┌────────
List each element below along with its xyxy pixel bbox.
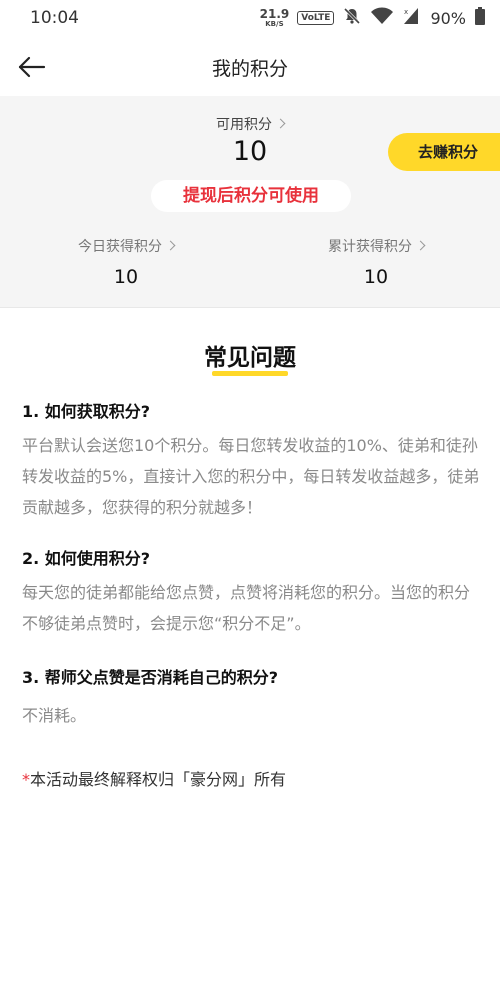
faq-answer: 不消耗。 [22, 706, 87, 725]
volte-badge: VoLTE [297, 11, 335, 25]
faq-title: 常见问题 [204, 345, 296, 371]
chevron-right-icon [415, 240, 426, 251]
status-bar: 10:04 21.9 KB/S VoLTE x 90% [0, 0, 500, 38]
faq-answer: 每天您的徒弟都能给您点赞，点赞将消耗您的积分。当您的积分不够徒弟点赞时，会提示您… [22, 583, 471, 633]
battery-icon [474, 6, 486, 30]
faq-title-underline [212, 371, 288, 376]
required-asterisk: * [22, 770, 30, 789]
disclaimer-note: *本活动最终解释权归「豪分网」所有 [22, 766, 286, 790]
earn-points-button[interactable]: 去赚积分 [388, 133, 500, 171]
status-icons: 21.9 KB/S VoLTE x 90% [260, 6, 486, 30]
available-points-link[interactable]: 可用积分 [0, 114, 500, 134]
mute-icon [342, 6, 362, 30]
faq-question: 1. 如何获取积分? [22, 402, 151, 421]
available-points-label: 可用积分 [216, 117, 272, 133]
status-time: 10:04 [30, 8, 79, 28]
signal-icon: x [402, 6, 420, 30]
wifi-icon [370, 6, 394, 30]
total-points-value: 10 [363, 266, 389, 288]
chevron-right-icon [275, 118, 286, 129]
network-speed-unit: KB/S [265, 20, 284, 28]
network-speed-value: 21.9 [259, 7, 290, 21]
withdraw-notice: 提现后积分可使用 [151, 180, 351, 212]
total-points-label: 累计获得积分 [328, 239, 412, 255]
today-points-label: 今日获得积分 [78, 239, 162, 255]
nav-bar: 我的积分 [0, 38, 500, 96]
chevron-right-icon [165, 240, 176, 251]
faq-question: 2. 如何使用积分? [22, 549, 151, 568]
faq-answer: 平台默认会送您10个积分。每日您转发收益的10%、徒弟和徒孙转发收益的5%，直接… [22, 436, 480, 517]
faq-question: 3. 帮师父点赞是否消耗自己的积分? [22, 668, 279, 687]
page-title: 我的积分 [211, 58, 288, 80]
points-panel: 可用积分 10 去赚积分 提现后积分可使用 今日获得积分 10 累计获得积分 1… [0, 96, 500, 308]
today-points-value: 10 [113, 266, 139, 288]
today-points-stat[interactable]: 今日获得积分 10 [36, 236, 216, 288]
svg-text:x: x [404, 8, 408, 16]
total-points-stat[interactable]: 累计获得积分 10 [286, 236, 466, 288]
disclaimer-text: 本活动最终解释权归「豪分网」所有 [30, 770, 287, 789]
network-speed: 21.9 KB/S [260, 8, 290, 28]
battery-percent: 90% [430, 8, 466, 28]
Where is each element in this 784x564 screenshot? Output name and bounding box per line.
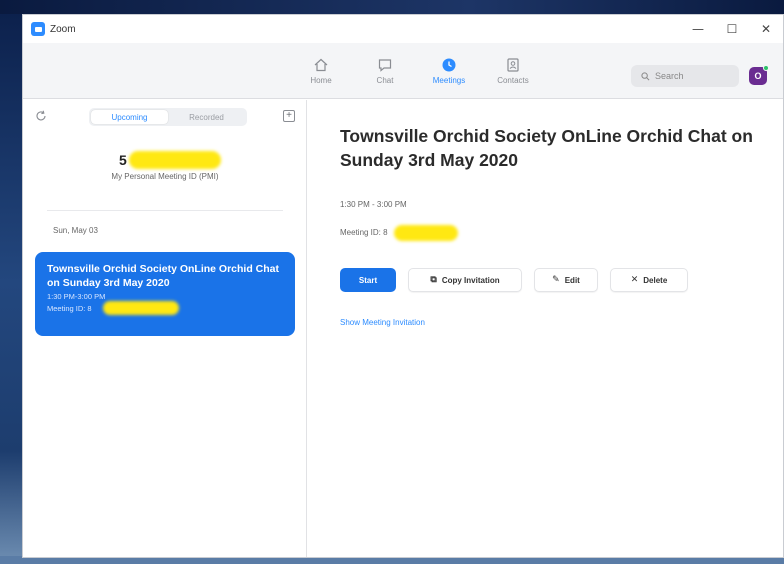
redaction-highlight <box>129 151 221 169</box>
tab-meetings-label: Meetings <box>432 76 466 85</box>
close-button[interactable]: ✕ <box>749 15 783 43</box>
copy-invitation-button[interactable]: ⧉ Copy Invitation <box>408 268 522 292</box>
meetings-sidebar: Upcoming Recorded + 5 My Personal Meetin… <box>23 100 307 557</box>
search-input[interactable]: Search <box>631 65 739 87</box>
title-bar: Zoom — ☐ ✕ <box>23 15 783 43</box>
meeting-time: 1:30 PM - 3:00 PM <box>340 200 407 209</box>
delete-label: Delete <box>643 275 668 285</box>
search-placeholder: Search <box>655 71 684 81</box>
window-title: Zoom <box>50 23 76 35</box>
avatar[interactable]: O <box>749 65 769 85</box>
tab-meetings[interactable]: Meetings <box>417 49 481 93</box>
contacts-icon <box>507 58 519 72</box>
personal-meeting-id[interactable]: 5 <box>119 152 127 168</box>
tab-home[interactable]: Home <box>289 49 353 93</box>
tab-upcoming[interactable]: Upcoming <box>91 110 168 124</box>
desktop-background-top <box>0 0 784 14</box>
tab-contacts-label: Contacts <box>497 76 529 85</box>
zoom-window: Zoom — ☐ ✕ Home Chat Meetings Contacts S… <box>22 14 784 558</box>
nav-tabs: Home Chat Meetings Contacts <box>289 49 545 93</box>
date-header: Sun, May 03 <box>53 226 98 235</box>
close-icon: ✕ <box>630 275 639 285</box>
home-icon <box>314 58 328 72</box>
online-status-icon <box>763 65 769 71</box>
maximize-button[interactable]: ☐ <box>715 15 749 43</box>
meeting-card-title: Townsville Orchid Society OnLine Orchid … <box>47 263 280 289</box>
show-invitation-link[interactable]: Show Meeting Invitation <box>340 318 425 327</box>
meeting-id: Meeting ID: 8 <box>340 228 388 237</box>
clock-icon <box>442 58 456 72</box>
edit-button[interactable]: ✎ Edit <box>534 268 598 292</box>
top-navigation: Home Chat Meetings Contacts Search O <box>23 43 783 99</box>
window-controls: — ☐ ✕ <box>681 15 783 43</box>
tab-recorded[interactable]: Recorded <box>168 110 245 124</box>
start-button[interactable]: Start <box>340 268 396 292</box>
minimize-button[interactable]: — <box>681 15 715 43</box>
search-icon <box>641 71 650 80</box>
copy-invitation-label: Copy Invitation <box>441 275 500 285</box>
tab-home-label: Home <box>310 76 332 85</box>
redaction-highlight <box>103 301 179 315</box>
meeting-actions: Start ⧉ Copy Invitation ✎ Edit ✕ Delete <box>340 268 700 292</box>
delete-button[interactable]: ✕ Delete <box>610 268 688 292</box>
chat-icon <box>378 59 392 72</box>
copy-icon: ⧉ <box>430 275 437 285</box>
tab-contacts[interactable]: Contacts <box>481 49 545 93</box>
pmi-label: My Personal Meeting ID (PMI) <box>111 172 219 181</box>
meetings-segmented-control: Upcoming Recorded <box>89 108 247 126</box>
meeting-card-id-label: Meeting ID: 8 <box>47 304 92 313</box>
avatar-initial: O <box>754 71 762 81</box>
redaction-highlight <box>394 225 458 241</box>
refresh-icon[interactable] <box>35 110 47 122</box>
meeting-card-time: 1:30 PM-3:00 PM <box>47 292 106 301</box>
desktop-background <box>0 0 22 564</box>
tab-chat[interactable]: Chat <box>353 49 417 93</box>
list-item-meeting[interactable]: Townsville Orchid Society OnLine Orchid … <box>35 252 295 336</box>
edit-label: Edit <box>564 275 580 285</box>
meeting-card-id: Meeting ID: 8 <box>47 301 283 315</box>
tab-chat-label: Chat <box>376 76 394 85</box>
zoom-app-icon <box>31 22 45 36</box>
meeting-title: Townsville Orchid Society OnLine Orchid … <box>340 126 753 170</box>
divider <box>47 210 283 211</box>
meeting-detail: Townsville Orchid Society OnLine Orchid … <box>308 100 783 557</box>
meeting-id-label: Meeting ID: 8 <box>340 228 388 237</box>
pencil-icon: ✎ <box>552 275 560 285</box>
add-meeting-button[interactable]: + <box>283 110 295 122</box>
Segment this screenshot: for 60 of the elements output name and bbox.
└────────
:: What to produce ::
Rewrite the rows from the one containing "redaction-highlight <box>129 151" through the one containing "delete-label: Delete <box>643" as a numbered list, leaving out any blank lines.

:: Result of this task ::
1. redaction-highlight <box>129 151 221 169</box>
2. tab-meetings-label: Meetings <box>432 76 466 85</box>
3. close-button[interactable]: ✕ <box>749 15 783 43</box>
4. copy-invitation-button[interactable]: ⧉ Copy Invitation <box>408 268 522 292</box>
5. meetings-sidebar: Upcoming Recorded + 5 My Personal Meetin… <box>23 100 307 557</box>
6. search-input[interactable]: Search <box>631 65 739 87</box>
7. title-bar: Zoom — ☐ ✕ <box>23 15 783 43</box>
8. meeting-time: 1:30 PM - 3:00 PM <box>340 200 407 209</box>
9. delete-label: Delete <box>643 275 668 285</box>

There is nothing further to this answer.